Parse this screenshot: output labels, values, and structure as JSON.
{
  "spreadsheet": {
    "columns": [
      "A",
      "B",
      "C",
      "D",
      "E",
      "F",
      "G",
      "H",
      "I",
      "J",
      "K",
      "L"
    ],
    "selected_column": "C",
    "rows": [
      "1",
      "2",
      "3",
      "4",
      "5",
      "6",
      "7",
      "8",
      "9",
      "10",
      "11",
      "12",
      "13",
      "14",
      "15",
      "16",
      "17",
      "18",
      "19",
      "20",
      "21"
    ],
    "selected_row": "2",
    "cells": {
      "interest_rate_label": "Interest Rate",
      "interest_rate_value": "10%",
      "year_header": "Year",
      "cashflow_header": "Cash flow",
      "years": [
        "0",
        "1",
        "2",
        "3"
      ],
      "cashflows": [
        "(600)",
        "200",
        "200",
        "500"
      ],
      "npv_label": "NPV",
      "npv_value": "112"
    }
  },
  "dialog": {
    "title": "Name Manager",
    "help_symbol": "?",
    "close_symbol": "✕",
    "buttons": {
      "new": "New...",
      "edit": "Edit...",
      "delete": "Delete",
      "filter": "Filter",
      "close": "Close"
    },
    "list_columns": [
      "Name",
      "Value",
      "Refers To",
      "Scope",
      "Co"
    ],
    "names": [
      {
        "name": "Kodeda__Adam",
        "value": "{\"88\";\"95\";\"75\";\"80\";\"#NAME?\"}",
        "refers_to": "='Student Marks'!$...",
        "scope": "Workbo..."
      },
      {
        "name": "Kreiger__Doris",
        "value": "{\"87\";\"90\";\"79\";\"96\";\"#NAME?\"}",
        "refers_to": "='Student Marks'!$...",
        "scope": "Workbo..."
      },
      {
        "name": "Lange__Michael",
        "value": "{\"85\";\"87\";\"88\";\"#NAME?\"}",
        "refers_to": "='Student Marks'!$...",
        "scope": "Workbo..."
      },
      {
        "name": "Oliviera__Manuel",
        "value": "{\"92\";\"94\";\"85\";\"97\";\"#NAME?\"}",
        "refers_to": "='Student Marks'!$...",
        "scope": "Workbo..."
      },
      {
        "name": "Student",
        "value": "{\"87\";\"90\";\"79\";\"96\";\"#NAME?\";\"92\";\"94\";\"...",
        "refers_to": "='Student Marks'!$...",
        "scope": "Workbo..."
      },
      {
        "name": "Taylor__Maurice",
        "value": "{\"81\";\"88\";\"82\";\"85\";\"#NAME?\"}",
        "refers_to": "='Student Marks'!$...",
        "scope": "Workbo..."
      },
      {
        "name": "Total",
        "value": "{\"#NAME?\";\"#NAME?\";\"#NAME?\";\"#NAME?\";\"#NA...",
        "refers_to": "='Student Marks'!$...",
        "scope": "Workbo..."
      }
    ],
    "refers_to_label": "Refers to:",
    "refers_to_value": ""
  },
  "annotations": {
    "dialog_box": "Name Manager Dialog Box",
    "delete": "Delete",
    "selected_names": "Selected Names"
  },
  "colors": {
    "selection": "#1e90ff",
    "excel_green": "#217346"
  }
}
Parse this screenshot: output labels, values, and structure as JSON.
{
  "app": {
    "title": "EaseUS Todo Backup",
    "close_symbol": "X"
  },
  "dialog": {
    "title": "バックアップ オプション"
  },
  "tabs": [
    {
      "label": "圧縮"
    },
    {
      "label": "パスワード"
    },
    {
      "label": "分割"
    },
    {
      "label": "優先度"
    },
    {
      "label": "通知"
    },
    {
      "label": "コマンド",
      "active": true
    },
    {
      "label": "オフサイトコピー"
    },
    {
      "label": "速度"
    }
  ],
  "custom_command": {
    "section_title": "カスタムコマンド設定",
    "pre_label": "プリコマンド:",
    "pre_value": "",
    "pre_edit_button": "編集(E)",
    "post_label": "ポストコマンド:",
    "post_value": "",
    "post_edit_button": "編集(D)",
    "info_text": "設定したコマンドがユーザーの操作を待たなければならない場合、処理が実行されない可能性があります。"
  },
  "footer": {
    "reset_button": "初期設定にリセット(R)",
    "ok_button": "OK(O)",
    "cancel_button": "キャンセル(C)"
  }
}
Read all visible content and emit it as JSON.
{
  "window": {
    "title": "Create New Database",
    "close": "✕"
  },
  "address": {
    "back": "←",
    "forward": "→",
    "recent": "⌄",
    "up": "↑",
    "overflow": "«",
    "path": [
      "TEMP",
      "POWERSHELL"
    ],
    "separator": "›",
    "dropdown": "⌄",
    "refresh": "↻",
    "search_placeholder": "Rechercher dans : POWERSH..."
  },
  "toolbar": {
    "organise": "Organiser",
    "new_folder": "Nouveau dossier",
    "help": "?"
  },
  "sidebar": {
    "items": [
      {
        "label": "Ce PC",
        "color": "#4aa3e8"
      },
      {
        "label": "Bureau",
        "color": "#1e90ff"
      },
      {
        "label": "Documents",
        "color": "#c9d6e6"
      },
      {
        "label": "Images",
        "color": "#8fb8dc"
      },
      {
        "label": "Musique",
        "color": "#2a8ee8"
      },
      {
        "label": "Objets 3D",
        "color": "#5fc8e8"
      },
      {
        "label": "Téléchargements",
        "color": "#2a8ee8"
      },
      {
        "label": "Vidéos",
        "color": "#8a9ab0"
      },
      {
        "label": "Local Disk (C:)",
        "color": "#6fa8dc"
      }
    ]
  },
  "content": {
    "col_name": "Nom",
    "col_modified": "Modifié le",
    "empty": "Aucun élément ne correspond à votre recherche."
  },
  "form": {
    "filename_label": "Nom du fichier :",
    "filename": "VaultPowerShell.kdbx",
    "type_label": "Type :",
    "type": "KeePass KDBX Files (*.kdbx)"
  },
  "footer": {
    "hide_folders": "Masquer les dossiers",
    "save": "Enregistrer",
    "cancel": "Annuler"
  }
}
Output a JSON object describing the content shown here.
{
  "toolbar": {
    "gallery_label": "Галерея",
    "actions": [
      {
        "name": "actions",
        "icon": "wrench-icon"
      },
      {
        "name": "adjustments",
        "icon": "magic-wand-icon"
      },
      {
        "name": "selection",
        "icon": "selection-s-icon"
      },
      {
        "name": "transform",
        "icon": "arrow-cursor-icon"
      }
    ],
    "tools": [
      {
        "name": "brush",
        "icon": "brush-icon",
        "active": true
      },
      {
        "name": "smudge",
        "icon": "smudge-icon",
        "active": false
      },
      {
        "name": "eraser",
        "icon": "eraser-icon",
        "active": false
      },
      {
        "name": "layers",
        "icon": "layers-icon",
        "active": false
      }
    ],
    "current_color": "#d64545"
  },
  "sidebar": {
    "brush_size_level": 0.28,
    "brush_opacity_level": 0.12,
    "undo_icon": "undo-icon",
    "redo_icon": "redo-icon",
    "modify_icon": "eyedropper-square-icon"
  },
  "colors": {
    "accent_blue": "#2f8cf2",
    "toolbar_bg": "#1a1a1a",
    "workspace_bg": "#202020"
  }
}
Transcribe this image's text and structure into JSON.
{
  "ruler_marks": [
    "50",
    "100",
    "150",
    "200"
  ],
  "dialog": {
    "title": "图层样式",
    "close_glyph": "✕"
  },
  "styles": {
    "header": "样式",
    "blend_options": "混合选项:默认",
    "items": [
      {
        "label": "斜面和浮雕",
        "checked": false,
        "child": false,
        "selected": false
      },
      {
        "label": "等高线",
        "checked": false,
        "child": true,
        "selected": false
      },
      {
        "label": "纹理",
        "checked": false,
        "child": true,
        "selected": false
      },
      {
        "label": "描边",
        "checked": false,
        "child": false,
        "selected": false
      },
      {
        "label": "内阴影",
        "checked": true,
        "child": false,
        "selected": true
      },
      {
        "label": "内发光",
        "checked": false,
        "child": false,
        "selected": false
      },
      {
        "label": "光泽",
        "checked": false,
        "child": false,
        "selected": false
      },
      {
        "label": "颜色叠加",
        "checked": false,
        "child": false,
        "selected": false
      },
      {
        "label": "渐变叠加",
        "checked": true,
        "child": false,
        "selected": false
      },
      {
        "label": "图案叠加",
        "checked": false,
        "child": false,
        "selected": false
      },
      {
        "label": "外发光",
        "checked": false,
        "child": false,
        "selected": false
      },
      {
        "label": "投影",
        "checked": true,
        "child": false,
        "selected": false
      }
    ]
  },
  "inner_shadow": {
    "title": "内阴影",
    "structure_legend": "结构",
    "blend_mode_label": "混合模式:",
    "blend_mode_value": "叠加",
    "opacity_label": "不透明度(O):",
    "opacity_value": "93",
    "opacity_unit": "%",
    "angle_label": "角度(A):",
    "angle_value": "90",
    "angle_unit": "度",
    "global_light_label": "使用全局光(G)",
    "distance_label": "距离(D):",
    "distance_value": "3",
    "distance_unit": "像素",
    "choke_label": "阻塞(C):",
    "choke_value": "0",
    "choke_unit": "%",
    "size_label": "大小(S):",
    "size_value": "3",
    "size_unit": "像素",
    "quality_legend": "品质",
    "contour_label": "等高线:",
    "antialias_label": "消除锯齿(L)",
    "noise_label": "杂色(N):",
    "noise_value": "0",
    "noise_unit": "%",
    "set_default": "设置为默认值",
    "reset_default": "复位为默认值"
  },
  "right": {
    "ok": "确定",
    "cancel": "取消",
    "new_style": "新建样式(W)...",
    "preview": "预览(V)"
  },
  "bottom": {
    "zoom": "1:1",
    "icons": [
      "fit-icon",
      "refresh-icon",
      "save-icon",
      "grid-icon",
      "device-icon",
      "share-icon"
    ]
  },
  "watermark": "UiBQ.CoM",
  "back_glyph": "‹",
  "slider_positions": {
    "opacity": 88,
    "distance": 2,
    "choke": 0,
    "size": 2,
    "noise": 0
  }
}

* [Your objective] Search the listing for the word "Manager" and return each line that holds it.

* [Solution to this exercise]
    "title": "Name Manager",
    "dialog_box": "Name Manager Dialog Box",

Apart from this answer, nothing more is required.